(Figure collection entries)
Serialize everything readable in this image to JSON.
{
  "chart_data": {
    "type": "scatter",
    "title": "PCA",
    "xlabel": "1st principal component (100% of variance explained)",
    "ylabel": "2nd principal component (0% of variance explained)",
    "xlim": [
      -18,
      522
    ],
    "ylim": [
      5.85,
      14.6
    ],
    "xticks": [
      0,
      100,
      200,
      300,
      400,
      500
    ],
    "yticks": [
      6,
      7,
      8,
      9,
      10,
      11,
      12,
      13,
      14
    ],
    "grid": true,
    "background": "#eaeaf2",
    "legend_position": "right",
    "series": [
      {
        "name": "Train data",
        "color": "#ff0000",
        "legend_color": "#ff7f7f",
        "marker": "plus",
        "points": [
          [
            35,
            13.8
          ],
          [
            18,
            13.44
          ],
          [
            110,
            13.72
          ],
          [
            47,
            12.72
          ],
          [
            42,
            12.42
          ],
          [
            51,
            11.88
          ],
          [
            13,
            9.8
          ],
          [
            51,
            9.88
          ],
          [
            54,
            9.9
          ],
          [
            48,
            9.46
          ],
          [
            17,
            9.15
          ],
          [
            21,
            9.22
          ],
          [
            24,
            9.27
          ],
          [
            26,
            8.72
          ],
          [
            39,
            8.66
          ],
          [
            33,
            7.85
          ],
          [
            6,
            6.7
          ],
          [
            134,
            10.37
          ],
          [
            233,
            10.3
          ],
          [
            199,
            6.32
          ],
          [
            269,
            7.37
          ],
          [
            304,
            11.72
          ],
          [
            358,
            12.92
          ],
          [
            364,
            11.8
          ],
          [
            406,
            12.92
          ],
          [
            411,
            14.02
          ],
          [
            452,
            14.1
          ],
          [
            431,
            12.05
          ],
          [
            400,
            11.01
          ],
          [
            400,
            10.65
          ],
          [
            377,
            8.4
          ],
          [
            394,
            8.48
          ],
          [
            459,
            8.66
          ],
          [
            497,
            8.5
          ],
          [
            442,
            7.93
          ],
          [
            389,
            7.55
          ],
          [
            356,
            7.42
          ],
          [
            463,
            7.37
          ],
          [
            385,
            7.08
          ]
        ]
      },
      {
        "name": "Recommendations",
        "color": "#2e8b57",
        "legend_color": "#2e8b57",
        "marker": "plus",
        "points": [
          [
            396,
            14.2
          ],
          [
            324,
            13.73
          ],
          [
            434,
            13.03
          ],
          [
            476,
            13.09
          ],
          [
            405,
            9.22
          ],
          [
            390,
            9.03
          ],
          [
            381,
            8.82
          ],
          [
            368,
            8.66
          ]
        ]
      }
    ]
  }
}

What needs to be done
Copy all the lines above that hold the string "variance".

Completed exercise
    "xlabel": "1st principal component (100% of variance explained)",
    "ylabel": "2nd principal component (0% of variance explained)",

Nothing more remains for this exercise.